┌─ Text excerpt
Matthew W. Avitabile November 16, 2004
Professor Descartes Western Civilization I
“Similarities Between the Rome of Yesteryear and the United States of Today”
Archaeologists in the Ukraine find silver coins with the portrait of Caesar impressed upon them. In Chinese museums are held gold that once bought Imperial silk from the Forbidden City. Such is the evidence of what was once the greatest civilization of the ancient world: Rome, once extending from Hadrian’s Wall to the Sea of Azov to the Persian Gulf. But Rome is no longer with us, even counting its namesake city: their aqueducts still stand, but their language is either bastardized or destroyed completely. Such is the fate of what was once the world’s strongest nation.
Today we enjoy the fruit dog our own strongest nation; in fact, the strongest nation of all time, even dwarfing Rome. We enjoy both the fruits of a federal republic and a powerful influence on a sometimes chaotic globe. Between any two variable there can be drawn comparisons, but with respect to the United States of America and the Roman Empire of antiquity, there are certain parallels which cannot be ignored and carry a heavy historical significance and prophetic value.
└─
┌─ Records provided
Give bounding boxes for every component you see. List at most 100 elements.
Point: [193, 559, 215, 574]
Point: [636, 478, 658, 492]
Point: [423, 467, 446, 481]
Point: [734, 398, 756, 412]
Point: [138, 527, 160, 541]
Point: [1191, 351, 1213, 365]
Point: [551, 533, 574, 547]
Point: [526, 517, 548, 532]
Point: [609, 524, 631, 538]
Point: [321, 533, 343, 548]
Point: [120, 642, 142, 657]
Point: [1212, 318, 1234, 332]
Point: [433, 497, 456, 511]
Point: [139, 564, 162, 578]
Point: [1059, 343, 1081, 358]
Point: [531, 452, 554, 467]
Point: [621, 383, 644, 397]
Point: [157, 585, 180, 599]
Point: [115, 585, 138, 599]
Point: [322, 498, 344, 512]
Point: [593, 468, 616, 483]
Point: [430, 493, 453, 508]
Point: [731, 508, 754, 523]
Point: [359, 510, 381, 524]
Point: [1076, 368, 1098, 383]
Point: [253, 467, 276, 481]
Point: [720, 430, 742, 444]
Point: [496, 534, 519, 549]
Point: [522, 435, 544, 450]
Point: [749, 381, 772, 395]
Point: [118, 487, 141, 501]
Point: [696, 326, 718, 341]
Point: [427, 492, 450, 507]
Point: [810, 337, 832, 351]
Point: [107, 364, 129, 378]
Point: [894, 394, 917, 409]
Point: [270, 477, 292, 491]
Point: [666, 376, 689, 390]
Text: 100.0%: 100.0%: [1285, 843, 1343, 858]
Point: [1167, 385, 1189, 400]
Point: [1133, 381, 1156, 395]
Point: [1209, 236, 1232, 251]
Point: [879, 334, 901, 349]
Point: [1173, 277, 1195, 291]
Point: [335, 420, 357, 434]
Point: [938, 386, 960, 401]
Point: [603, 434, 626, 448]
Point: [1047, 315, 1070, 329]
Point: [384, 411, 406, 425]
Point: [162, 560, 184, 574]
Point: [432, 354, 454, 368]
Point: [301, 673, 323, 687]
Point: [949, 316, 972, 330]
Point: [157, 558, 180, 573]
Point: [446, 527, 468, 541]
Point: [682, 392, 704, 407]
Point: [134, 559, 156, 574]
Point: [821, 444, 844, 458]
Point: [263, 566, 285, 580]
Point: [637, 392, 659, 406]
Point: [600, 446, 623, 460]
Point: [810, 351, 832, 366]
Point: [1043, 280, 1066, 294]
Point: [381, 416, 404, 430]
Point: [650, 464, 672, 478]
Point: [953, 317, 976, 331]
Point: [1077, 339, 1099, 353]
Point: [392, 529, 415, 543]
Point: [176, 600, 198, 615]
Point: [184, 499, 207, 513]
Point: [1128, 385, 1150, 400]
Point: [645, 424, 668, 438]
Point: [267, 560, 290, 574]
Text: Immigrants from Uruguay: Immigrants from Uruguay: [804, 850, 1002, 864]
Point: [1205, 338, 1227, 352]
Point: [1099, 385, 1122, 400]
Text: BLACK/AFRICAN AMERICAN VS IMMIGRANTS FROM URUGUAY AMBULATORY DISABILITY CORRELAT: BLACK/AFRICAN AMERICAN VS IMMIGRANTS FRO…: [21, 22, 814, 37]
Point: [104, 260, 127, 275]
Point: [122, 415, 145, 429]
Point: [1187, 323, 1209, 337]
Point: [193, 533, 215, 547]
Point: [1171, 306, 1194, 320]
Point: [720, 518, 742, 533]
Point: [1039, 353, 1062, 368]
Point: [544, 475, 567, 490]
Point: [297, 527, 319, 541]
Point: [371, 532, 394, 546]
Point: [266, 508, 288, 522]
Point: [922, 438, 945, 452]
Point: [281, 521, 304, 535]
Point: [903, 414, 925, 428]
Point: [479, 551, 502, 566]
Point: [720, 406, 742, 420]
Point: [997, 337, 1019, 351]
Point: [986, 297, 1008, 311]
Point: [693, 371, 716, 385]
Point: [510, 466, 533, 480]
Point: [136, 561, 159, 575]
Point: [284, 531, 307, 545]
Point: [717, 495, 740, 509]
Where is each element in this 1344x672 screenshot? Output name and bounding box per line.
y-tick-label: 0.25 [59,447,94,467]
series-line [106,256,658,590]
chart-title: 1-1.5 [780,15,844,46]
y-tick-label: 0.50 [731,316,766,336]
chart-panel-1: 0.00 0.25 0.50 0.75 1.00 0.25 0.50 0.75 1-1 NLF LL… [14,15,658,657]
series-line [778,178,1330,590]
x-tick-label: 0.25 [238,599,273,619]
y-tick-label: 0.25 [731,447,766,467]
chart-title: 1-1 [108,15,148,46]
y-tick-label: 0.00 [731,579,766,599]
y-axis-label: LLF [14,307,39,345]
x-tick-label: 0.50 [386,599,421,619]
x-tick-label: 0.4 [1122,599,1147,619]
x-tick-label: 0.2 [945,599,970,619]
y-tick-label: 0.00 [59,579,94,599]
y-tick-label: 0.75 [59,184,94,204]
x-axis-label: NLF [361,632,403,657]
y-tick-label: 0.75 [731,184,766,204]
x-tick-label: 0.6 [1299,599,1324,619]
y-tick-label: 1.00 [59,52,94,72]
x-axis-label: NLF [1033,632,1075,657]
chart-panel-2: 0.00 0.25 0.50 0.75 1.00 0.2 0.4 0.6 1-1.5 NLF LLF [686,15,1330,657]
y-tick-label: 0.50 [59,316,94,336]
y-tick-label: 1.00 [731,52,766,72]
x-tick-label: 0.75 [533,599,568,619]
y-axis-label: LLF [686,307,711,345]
└─
• Task list
a) Answer these questions from the essay on Rome and the United States, one line each, labeled (i), (ii) and (iii):
(i) What do archaeologists in the Ukraine find?
(ii) For what course was the essay written?
(iii) Which Roman structures does the essay say still stand?
b) Reproduce everything from "Matthew W. Avitabile" down to "world’s strongest nation." of the essay on Rome and the United States, swapping "Persian Gulf" for "Red Sea".

• Solutions by task
a)
(i) Silver coins with the portrait of Caesar impressed upon them.
(ii) Western Civilization I.
(iii) Their aqueducts.

b)
Matthew W. Avitabile November 16, 2004
Professor Descartes Western Civilization I
“Similarities Between the Rome of Yesteryear and the United States of Today”
Archaeologists in the Ukraine find silver coins with the portrait of Caesar impressed upon them. In Chinese museums are held gold that once bought Imperial silk from the Forbidden City. Such is the evidence of what was once the greatest civilization of the ancient world: Rome, once extending from Hadrian’s Wall to the Sea of Azov to the Red Sea. But Rome is no longer with us, even counting its namesake city: their aqueducts still stand, but their language is either bastardized or destroyed completely. Such is the fate of what was once the world’s strongest nation.